▶ **DESCRIPTION OF THE TASK**:
Extract every line below, verbatim.

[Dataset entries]
● ● ● ● ● ● ●

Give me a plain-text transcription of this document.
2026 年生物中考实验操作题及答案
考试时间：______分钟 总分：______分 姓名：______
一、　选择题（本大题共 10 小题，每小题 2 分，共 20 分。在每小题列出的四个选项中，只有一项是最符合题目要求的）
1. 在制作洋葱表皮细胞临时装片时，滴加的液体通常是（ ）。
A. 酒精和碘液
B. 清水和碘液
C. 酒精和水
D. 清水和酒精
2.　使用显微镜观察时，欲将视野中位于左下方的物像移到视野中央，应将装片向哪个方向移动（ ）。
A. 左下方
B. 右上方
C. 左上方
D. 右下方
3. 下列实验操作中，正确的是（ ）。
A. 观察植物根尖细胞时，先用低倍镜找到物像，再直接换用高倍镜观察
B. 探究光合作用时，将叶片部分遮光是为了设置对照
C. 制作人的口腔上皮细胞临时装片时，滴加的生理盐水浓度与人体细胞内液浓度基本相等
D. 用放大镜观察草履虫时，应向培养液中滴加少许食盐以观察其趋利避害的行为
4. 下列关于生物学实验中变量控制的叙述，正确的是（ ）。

● ● ● ● ● ● ●

▶ **TASK ANSWER**:
Give me a plain-text transcription of this document.
2026 年生物中考实验操作题及答案
考试时间：______分钟 总分：______分 姓名：______
一、　选择题（本大题共 10 小题，每小题 2 分，共 20 分。在每小题列出的四个选项中，只有一项是最符合题目要求的）
1. 在制作洋葱表皮细胞临时装片时，滴加的液体通常是（ ）。
A. 酒精和碘液
B. 清水和碘液
C. 酒精和水
D. 清水和酒精
2.　使用显微镜观察时，欲将视野中位于左下方的物像移到视野中央，应将装片向哪个方向移动（ ）。
A. 左下方
B. 右上方
C. 左上方
D. 右下方
3. 下列实验操作中，正确的是（ ）。
A. 观察植物根尖细胞时，先用低倍镜找到物像，再直接换用高倍镜观察
B. 探究光合作用时，将叶片部分遮光是为了设置对照
C. 制作人的口腔上皮细胞临时装片时，滴加的生理盐水浓度与人体细胞内液浓度基本相等
D. 用放大镜观察草履虫时，应向培养液中滴加少许食盐以观察其趋利避害的行为
4. 下列关于生物学实验中变量控制的叙述，正确的是（ ）。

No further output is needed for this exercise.